> [What needs to be done]
Show every line in the records below that contains the word "Benz".

> [Data records for software interfaces]
____________

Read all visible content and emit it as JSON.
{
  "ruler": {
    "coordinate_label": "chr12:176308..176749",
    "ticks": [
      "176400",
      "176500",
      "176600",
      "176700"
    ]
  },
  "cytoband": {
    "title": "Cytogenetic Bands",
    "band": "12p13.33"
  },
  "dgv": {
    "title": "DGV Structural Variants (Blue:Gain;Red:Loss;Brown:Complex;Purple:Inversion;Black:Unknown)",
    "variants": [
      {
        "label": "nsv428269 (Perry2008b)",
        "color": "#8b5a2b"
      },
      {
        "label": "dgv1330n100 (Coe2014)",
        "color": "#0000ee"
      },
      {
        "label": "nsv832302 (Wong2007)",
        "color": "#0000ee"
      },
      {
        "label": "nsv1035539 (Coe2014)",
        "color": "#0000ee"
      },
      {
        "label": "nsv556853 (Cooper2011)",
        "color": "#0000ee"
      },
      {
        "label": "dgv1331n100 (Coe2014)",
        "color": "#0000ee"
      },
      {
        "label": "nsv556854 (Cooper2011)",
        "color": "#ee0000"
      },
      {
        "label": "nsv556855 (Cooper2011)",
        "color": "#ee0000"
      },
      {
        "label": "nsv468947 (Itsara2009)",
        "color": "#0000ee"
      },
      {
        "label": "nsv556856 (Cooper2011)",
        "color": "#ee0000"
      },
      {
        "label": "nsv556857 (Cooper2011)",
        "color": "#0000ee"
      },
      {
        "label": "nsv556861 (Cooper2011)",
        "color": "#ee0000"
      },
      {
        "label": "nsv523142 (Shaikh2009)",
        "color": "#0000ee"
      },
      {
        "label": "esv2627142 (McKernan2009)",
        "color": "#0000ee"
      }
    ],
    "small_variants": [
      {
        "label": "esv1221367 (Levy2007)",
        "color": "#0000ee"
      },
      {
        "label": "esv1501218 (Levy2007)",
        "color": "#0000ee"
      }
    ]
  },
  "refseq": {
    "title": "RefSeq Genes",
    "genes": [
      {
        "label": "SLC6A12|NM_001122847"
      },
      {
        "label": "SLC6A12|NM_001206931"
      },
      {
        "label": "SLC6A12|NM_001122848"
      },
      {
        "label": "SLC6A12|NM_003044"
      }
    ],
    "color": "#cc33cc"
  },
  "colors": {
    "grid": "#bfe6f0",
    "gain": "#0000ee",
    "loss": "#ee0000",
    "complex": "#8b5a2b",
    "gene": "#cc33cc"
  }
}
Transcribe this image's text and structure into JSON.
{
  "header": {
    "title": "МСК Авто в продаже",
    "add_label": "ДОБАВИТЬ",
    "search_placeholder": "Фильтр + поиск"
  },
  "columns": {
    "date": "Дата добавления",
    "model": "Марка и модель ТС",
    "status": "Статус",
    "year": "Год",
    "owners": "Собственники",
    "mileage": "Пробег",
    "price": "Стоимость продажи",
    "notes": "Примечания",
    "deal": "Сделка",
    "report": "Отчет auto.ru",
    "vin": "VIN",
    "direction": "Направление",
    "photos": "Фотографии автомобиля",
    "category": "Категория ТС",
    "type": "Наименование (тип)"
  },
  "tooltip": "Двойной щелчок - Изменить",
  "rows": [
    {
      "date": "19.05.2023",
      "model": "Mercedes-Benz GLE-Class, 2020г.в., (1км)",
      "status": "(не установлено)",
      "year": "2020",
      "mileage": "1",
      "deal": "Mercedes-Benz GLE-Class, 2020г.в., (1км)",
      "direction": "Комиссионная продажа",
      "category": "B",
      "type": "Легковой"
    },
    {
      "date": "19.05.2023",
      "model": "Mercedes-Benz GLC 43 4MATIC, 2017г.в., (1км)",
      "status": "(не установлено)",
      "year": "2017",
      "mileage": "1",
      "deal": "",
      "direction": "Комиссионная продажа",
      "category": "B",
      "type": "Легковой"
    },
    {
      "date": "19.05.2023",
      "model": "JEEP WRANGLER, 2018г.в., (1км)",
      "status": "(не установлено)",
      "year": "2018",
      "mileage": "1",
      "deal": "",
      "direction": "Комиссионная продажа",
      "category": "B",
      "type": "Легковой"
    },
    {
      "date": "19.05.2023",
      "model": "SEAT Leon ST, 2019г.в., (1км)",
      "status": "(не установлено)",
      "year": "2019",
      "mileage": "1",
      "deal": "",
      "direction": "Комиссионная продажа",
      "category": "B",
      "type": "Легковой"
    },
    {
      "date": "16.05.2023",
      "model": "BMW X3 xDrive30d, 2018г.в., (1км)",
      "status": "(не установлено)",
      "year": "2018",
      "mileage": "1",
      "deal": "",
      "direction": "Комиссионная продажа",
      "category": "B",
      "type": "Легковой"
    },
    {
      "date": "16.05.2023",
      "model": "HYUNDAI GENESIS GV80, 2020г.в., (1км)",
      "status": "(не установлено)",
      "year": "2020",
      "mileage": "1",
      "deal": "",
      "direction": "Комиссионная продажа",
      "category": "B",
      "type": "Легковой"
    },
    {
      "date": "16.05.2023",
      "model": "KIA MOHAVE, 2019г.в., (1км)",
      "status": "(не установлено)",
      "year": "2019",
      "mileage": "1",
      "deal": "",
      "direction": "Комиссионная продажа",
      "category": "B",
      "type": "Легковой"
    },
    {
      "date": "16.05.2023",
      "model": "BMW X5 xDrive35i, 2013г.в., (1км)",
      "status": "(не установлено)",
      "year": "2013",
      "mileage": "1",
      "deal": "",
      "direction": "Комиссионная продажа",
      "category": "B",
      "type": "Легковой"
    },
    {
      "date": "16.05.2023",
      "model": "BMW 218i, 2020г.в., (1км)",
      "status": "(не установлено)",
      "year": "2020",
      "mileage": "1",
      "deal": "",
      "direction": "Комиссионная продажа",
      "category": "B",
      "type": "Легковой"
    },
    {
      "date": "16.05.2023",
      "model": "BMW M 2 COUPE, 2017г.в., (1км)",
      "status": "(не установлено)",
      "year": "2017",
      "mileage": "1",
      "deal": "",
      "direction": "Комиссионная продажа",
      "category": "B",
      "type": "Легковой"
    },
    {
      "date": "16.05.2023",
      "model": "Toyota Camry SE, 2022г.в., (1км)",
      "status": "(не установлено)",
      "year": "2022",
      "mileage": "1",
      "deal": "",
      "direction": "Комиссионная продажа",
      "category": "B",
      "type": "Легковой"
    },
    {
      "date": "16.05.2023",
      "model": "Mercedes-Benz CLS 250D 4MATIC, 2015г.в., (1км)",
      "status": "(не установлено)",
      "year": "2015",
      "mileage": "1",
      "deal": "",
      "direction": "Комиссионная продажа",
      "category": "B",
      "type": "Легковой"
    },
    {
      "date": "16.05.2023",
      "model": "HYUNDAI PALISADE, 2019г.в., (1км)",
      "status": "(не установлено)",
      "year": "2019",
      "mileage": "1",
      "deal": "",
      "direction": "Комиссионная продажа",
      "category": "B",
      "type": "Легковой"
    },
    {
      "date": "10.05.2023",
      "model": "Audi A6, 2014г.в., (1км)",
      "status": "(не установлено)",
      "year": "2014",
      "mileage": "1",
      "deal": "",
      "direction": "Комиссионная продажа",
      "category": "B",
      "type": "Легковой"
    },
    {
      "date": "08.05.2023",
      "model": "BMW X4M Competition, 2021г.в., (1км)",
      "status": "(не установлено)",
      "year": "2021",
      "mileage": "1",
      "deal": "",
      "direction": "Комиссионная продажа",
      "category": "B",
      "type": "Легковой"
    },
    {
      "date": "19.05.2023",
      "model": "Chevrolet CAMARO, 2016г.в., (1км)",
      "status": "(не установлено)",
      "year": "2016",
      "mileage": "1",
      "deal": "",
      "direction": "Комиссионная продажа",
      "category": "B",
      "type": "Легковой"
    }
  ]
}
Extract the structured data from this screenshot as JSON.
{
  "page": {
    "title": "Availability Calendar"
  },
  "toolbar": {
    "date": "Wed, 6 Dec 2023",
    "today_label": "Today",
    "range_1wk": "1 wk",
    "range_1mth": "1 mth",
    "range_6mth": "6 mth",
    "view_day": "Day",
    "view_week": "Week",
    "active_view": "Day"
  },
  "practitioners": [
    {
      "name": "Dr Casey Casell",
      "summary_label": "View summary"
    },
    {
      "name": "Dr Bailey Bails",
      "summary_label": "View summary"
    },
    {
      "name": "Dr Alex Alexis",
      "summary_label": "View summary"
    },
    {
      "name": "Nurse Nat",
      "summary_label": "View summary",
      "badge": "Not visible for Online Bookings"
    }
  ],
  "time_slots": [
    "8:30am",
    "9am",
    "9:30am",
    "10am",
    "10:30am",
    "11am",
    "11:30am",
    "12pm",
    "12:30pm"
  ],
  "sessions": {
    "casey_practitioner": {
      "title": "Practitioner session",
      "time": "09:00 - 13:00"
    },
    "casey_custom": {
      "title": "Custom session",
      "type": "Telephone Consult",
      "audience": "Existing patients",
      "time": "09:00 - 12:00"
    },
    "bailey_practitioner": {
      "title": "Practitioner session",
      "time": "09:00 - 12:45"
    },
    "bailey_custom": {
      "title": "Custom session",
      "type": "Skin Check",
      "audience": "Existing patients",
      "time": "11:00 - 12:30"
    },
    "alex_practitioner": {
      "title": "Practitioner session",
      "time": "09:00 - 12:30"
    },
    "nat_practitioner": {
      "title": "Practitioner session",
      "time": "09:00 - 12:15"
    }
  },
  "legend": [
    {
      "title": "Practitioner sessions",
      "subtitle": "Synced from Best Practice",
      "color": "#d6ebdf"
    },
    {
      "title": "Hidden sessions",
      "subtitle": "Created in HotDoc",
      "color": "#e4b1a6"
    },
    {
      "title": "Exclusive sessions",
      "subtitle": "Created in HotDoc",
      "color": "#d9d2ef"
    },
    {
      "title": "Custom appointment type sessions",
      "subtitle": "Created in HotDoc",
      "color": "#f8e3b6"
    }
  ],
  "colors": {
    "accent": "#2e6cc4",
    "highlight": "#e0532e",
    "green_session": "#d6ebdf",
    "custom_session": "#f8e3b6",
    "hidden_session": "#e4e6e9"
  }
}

____________

> [Task solution]
      "model": "Mercedes-Benz GLE-Class, 2020г.в., (1км)",
      "deal": "Mercedes-Benz GLE-Class, 2020г.в., (1км)",
      "model": "Mercedes-Benz GLC 43 4MATIC, 2017г.в., (1км)",
      "model": "Mercedes-Benz CLS 250D 4MATIC, 2015г.в., (1км)",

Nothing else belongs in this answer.